(Figure content listings)
============================================================

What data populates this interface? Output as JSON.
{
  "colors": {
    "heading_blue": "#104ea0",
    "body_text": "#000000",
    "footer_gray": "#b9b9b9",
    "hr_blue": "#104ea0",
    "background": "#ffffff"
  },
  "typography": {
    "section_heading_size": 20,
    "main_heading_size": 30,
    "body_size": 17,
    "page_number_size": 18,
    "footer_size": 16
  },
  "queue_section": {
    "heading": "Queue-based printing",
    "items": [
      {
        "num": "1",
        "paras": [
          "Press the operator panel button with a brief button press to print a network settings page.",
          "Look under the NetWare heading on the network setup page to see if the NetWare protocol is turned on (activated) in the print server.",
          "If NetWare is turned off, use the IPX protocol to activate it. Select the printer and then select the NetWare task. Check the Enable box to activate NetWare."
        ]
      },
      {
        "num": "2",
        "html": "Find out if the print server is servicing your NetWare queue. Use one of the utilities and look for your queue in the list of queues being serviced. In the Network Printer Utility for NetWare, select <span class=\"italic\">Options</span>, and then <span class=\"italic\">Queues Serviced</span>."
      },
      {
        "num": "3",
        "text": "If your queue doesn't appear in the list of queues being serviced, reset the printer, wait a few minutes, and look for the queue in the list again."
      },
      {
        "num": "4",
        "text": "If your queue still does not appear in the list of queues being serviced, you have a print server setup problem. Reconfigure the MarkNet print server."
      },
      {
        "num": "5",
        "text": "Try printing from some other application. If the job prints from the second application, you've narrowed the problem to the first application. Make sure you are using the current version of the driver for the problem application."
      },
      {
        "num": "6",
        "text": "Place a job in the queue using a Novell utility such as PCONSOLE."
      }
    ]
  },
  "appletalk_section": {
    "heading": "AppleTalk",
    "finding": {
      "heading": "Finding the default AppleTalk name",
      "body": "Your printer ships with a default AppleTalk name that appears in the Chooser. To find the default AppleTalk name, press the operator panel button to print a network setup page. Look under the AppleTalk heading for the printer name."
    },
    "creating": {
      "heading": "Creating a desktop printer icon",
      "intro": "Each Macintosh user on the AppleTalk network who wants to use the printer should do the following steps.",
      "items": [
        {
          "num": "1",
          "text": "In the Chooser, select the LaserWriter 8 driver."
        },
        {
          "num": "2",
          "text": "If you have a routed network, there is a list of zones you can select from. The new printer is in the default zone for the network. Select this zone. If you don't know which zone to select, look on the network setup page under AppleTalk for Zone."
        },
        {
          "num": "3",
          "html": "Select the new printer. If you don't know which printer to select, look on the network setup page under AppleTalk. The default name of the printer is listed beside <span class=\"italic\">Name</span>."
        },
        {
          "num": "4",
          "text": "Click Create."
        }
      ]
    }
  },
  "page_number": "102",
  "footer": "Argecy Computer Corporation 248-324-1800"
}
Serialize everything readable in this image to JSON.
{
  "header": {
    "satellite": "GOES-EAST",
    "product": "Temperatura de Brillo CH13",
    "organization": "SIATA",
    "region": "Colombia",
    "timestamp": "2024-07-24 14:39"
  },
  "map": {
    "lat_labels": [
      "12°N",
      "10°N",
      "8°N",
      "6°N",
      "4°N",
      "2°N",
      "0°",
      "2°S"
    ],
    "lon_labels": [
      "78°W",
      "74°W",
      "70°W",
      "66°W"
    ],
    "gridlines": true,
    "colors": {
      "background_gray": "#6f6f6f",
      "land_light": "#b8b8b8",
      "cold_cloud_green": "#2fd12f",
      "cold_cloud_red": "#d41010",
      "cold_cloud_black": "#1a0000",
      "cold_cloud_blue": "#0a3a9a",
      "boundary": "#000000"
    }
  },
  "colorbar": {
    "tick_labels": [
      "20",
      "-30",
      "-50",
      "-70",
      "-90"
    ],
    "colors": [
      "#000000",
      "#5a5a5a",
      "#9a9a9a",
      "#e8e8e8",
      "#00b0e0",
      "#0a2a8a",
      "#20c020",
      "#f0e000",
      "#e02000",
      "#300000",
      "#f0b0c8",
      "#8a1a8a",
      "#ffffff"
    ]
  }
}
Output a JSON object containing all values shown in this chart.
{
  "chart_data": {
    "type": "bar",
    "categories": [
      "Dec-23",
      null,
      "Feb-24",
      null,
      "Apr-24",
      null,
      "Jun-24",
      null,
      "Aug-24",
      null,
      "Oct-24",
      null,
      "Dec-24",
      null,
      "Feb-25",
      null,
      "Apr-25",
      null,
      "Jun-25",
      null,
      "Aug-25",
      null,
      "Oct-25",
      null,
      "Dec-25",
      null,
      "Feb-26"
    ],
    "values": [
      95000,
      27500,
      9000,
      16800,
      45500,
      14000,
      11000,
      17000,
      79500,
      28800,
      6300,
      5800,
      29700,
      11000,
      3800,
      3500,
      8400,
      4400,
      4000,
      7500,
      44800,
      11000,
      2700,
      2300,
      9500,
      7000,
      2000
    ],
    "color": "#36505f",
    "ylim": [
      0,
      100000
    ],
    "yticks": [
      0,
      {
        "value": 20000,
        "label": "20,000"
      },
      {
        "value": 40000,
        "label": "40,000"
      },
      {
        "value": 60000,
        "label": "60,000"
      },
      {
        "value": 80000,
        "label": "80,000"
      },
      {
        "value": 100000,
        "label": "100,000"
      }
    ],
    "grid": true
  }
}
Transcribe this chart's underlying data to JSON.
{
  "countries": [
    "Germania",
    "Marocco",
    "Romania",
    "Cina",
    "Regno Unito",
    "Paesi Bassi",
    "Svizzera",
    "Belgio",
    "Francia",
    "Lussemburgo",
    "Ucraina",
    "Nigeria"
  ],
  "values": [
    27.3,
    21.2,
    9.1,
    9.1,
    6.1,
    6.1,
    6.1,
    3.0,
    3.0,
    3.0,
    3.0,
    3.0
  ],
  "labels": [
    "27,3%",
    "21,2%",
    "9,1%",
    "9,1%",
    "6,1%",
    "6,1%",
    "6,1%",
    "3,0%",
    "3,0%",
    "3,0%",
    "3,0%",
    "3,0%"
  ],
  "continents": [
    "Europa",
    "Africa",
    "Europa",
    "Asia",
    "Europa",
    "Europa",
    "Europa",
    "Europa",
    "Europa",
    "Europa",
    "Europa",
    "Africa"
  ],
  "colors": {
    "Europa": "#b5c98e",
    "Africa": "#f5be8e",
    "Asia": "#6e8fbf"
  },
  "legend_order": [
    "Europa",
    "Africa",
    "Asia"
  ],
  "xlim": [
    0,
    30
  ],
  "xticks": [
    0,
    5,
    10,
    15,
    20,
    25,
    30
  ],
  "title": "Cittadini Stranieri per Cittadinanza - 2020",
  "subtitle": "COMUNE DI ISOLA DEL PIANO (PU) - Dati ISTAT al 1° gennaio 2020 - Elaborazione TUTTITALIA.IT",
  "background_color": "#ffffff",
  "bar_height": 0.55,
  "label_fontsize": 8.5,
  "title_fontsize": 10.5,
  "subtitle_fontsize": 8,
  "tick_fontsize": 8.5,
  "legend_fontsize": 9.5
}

============================================================

Write out again, exactly, the lines from the one holding "Transcribe this chart's" through the end of the listing, with both ends included.

Transcribe this chart's underlying data to JSON.
{
  "countries": [
    "Germania",
    "Marocco",
    "Romania",
    "Cina",
    "Regno Unito",
    "Paesi Bassi",
    "Svizzera",
    "Belgio",
    "Francia",
    "Lussemburgo",
    "Ucraina",
    "Nigeria"
  ],
  "values": [
    27.3,
    21.2,
    9.1,
    9.1,
    6.1,
    6.1,
    6.1,
    3.0,
    3.0,
    3.0,
    3.0,
    3.0
  ],
  "labels": [
    "27,3%",
    "21,2%",
    "9,1%",
    "9,1%",
    "6,1%",
    "6,1%",
    "6,1%",
    "3,0%",
    "3,0%",
    "3,0%",
    "3,0%",
    "3,0%"
  ],
  "continents": [
    "Europa",
    "Africa",
    "Europa",
    "Asia",
    "Europa",
    "Europa",
    "Europa",
    "Europa",
    "Europa",
    "Europa",
    "Europa",
    "Africa"
  ],
  "colors": {
    "Europa": "#b5c98e",
    "Africa": "#f5be8e",
    "Asia": "#6e8fbf"
  },
  "legend_order": [
    "Europa",
    "Africa",
    "Asia"
  ],
  "xlim": [
    0,
    30
  ],
  "xticks": [
    0,
    5,
    10,
    15,
    20,
    25,
    30
  ],
  "title": "Cittadini Stranieri per Cittadinanza - 2020",
  "subtitle": "COMUNE DI ISOLA DEL PIANO (PU) - Dati ISTAT al 1° gennaio 2020 - Elaborazione TUTTITALIA.IT",
  "background_color": "#ffffff",
  "bar_height": 0.55,
  "label_fontsize": 8.5,
  "title_fontsize": 10.5,
  "subtitle_fontsize": 8,
  "tick_fontsize": 8.5,
  "legend_fontsize": 9.5
}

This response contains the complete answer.